● **What you will do**: Look through the listing for the string "zero" and copy out every line that holds it.

● **Information provided**:
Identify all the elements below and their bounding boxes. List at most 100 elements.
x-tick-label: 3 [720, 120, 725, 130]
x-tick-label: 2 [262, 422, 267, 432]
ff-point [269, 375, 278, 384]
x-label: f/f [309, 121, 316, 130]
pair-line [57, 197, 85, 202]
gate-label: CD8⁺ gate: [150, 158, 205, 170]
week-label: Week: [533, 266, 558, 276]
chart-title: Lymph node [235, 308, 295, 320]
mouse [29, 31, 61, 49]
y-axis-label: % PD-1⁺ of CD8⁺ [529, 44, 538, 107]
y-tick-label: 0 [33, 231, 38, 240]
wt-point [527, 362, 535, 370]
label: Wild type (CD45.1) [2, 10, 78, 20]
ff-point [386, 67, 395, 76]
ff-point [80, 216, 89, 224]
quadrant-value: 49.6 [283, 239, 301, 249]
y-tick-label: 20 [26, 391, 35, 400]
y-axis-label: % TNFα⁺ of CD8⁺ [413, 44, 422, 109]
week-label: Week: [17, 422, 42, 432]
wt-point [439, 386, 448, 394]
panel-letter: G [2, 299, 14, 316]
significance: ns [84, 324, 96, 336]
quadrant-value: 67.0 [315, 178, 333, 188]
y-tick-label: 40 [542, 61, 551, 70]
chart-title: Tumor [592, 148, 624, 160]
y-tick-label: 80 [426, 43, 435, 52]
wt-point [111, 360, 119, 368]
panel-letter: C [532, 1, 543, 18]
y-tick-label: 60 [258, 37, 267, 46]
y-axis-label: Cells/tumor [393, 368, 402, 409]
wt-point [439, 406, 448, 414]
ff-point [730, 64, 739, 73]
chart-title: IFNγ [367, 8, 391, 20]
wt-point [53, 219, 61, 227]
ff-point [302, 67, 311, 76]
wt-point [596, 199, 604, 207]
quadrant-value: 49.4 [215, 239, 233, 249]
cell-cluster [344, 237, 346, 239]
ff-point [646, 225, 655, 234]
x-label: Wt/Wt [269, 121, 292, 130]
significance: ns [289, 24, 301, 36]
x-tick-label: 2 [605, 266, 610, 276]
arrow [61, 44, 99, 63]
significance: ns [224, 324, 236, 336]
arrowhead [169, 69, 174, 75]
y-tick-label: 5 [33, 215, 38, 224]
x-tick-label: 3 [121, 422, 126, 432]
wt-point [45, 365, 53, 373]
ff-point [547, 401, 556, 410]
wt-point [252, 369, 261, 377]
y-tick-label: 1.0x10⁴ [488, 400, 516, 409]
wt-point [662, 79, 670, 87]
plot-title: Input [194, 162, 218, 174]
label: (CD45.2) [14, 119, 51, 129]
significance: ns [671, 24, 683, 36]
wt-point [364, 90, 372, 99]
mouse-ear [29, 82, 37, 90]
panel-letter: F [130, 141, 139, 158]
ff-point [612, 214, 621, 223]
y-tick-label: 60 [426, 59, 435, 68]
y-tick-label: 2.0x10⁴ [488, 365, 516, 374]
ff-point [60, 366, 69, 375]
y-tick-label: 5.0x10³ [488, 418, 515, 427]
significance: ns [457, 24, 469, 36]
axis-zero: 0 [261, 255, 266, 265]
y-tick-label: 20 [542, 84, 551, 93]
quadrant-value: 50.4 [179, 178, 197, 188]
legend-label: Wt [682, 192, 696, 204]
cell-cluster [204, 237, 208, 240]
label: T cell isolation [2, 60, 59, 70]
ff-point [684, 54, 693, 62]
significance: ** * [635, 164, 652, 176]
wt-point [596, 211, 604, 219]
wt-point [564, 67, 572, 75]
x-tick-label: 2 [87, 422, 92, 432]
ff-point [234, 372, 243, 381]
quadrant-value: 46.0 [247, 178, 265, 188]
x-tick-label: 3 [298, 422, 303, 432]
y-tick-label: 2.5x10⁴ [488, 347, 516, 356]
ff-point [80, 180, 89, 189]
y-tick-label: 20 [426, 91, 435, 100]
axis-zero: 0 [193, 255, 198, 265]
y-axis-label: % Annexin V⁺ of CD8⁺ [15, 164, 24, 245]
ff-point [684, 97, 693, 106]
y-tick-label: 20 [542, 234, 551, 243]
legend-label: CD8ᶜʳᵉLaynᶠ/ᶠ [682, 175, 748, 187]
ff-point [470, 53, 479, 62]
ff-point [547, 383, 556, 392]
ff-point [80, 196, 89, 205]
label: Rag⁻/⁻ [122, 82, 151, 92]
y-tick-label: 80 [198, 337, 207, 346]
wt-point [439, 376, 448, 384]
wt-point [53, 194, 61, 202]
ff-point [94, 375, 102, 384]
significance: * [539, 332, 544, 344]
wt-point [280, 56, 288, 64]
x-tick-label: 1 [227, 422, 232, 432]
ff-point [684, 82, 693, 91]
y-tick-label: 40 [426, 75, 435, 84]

● **Reply**:
axis-zero: 0 [261, 255, 266, 265]
axis-zero: 0 [193, 255, 198, 265]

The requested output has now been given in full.